What you are asked to do: Copy out all the lines exactly. Omit pictures.

(Records about charts and figures)

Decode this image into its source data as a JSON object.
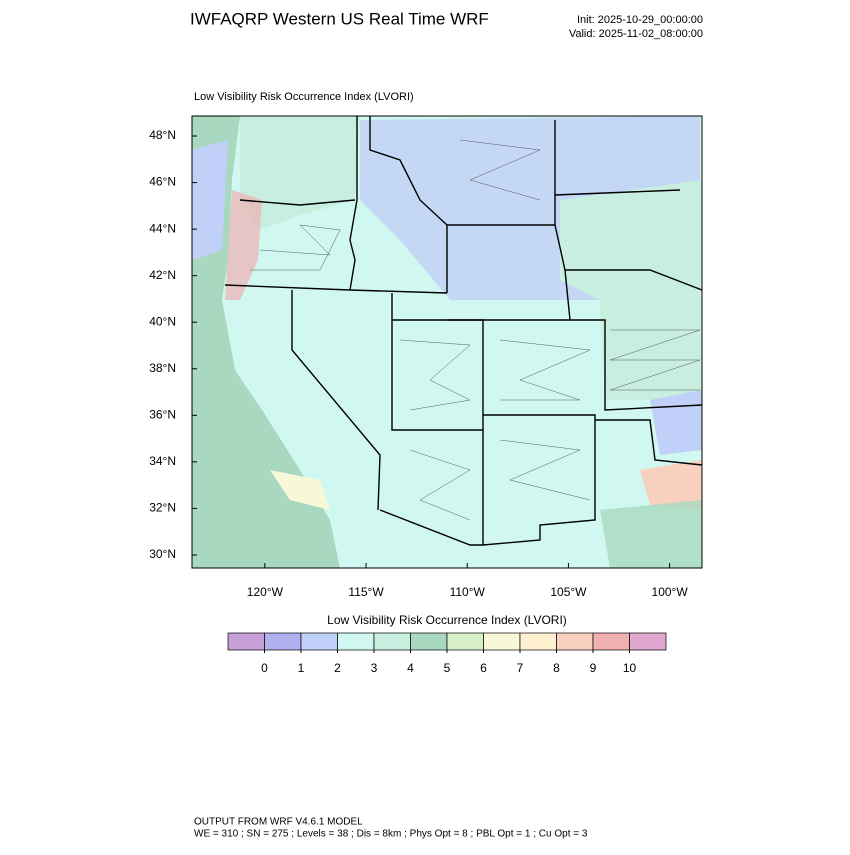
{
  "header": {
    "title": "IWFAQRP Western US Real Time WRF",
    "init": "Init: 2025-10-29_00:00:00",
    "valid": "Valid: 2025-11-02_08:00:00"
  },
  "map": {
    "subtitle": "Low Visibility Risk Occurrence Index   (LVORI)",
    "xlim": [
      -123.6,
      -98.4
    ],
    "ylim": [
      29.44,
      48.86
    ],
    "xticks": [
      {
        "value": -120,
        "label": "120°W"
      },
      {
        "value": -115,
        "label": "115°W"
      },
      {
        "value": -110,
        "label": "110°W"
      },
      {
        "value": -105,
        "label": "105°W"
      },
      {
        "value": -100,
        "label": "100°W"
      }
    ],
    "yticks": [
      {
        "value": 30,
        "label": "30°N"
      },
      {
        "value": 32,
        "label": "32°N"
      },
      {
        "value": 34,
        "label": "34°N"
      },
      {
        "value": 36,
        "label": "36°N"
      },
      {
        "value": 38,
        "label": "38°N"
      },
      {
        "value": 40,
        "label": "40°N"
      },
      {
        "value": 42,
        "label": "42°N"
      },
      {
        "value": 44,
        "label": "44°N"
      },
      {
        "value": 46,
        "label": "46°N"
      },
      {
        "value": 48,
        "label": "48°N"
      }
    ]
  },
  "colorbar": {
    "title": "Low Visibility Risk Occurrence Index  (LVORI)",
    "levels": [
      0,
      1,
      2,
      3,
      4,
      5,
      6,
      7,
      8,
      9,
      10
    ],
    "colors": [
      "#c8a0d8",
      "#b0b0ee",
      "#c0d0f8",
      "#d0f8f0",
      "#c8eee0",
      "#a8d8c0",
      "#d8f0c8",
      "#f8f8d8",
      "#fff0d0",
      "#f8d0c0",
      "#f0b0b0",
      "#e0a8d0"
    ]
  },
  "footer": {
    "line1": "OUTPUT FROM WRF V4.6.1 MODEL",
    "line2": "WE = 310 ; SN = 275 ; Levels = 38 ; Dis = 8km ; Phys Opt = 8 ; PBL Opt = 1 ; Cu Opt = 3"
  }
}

Task answer:
Decode this image into its source data as a JSON object.
{
  "header": {
    "title": "IWFAQRP Western US Real Time WRF",
    "init": "Init: 2025-10-29_00:00:00",
    "valid": "Valid: 2025-11-02_08:00:00"
  },
  "map": {
    "subtitle": "Low Visibility Risk Occurrence Index   (LVORI)",
    "xlim": [
      -123.6,
      -98.4
    ],
    "ylim": [
      29.44,
      48.86
    ],
    "xticks": [
      {
        "value": -120,
        "label": "120°W"
      },
      {
        "value": -115,
        "label": "115°W"
      },
      {
        "value": -110,
        "label": "110°W"
      },
      {
        "value": -105,
        "label": "105°W"
      },
      {
        "value": -100,
        "label": "100°W"
      }
    ],
    "yticks": [
      {
        "value": 30,
        "label": "30°N"
      },
      {
        "value": 32,
        "label": "32°N"
      },
      {
        "value": 34,
        "label": "34°N"
      },
      {
        "value": 36,
        "label": "36°N"
      },
      {
        "value": 38,
        "label": "38°N"
      },
      {
        "value": 40,
        "label": "40°N"
      },
      {
        "value": 42,
        "label": "42°N"
      },
      {
        "value": 44,
        "label": "44°N"
      },
      {
        "value": 46,
        "label": "46°N"
      },
      {
        "value": 48,
        "label": "48°N"
      }
    ]
  },
  "colorbar": {
    "title": "Low Visibility Risk Occurrence Index  (LVORI)",
    "levels": [
      0,
      1,
      2,
      3,
      4,
      5,
      6,
      7,
      8,
      9,
      10
    ],
    "colors": [
      "#c8a0d8",
      "#b0b0ee",
      "#c0d0f8",
      "#d0f8f0",
      "#c8eee0",
      "#a8d8c0",
      "#d8f0c8",
      "#f8f8d8",
      "#fff0d0",
      "#f8d0c0",
      "#f0b0b0",
      "#e0a8d0"
    ]
  },
  "footer": {
    "line1": "OUTPUT FROM WRF V4.6.1 MODEL",
    "line2": "WE = 310 ; SN = 275 ; Levels = 38 ; Dis = 8km ; Phys Opt = 8 ; PBL Opt = 1 ; Cu Opt = 3"
  }
}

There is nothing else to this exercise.